* _GIVEN EXERCISE A_:
Please repeat the entries exactly, from the start of the entries through the line holding "920, 380, 936]", inclusive.

* _EXTRACTED TEXT_:
38.4.3. If acquittal had already been recorded in a case involving moral turpitude or offence of heinous/serious nature, on technical ground and it is not a case of clean acquittal, or benefit of reasonable doubt has been given, the employer may consider all relevant facts available as to antecedents, and may take appropriate decision as to the continuance of the employee.

38.5. In a case where the employee has made declaration truthfully of a concluded criminal case, the employer still has

// 6 //

the right to consider antecedents, and cannot be compelled to appoint the candidate.

38.6. In case when fact has been truthfully declared in character verification form regarding pendency of a criminal case of trivial nature, employer, in facts and circumstances of the case, in its discretion, may appoint the candidate subject to decision of such case.

38.7. In a case of deliberate suppression of fact with respect to multiple pending cases such false information by itself will assume significance and an employer may pass appropriate order cancelling candidature or terminating services as appointment of a person against whom multiple criminal cases were pending may not be proper.

* _GIVEN EXERCISE B_:
In the legal text, what may an employer do when a candidate has truthfully declared a pending criminal case of a trivial nature in the character verification form?

* _DATASET EXCERPTS_:
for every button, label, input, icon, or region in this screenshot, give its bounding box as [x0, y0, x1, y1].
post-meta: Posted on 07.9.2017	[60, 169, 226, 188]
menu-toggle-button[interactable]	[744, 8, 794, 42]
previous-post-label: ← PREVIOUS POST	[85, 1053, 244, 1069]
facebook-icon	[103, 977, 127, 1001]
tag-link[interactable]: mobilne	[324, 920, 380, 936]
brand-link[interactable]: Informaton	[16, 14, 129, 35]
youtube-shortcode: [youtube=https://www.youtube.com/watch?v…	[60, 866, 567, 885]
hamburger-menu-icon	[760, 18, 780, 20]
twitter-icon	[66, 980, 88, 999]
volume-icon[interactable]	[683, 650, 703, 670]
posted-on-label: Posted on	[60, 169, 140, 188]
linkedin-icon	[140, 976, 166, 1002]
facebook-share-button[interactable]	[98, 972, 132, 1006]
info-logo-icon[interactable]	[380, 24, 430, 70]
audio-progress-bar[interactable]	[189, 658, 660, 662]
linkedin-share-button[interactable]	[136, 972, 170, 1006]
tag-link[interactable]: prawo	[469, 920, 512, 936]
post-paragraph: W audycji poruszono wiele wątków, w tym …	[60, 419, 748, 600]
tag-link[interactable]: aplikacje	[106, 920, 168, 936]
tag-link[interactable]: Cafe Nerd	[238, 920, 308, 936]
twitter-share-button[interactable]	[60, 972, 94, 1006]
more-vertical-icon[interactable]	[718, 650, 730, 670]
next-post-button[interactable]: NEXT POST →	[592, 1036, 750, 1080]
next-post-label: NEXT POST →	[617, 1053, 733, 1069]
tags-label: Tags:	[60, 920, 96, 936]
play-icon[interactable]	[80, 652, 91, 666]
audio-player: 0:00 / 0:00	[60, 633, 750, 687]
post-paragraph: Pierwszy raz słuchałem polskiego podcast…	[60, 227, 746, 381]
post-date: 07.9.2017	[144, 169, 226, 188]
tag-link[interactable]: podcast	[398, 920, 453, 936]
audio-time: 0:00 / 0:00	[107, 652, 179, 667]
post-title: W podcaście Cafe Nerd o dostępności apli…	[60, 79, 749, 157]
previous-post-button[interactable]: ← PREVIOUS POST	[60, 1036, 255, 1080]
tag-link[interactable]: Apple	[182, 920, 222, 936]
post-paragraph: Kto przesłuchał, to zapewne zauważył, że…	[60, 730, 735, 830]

* _FULL ANSWER A_:
for every button, label, input, icon, or region in this screenshot, give its bounding box as [x0, y0, x1, y1].
post-meta: Posted on 07.9.2017	[60, 169, 226, 188]
menu-toggle-button[interactable]	[744, 8, 794, 42]
previous-post-label: ← PREVIOUS POST	[85, 1053, 244, 1069]
facebook-icon	[103, 977, 127, 1001]
tag-link[interactable]: mobilne	[324, 920, 380, 936]

* _FULL ANSWER B_:
In its discretion, the employer may appoint the candidate subject to the decision of that case.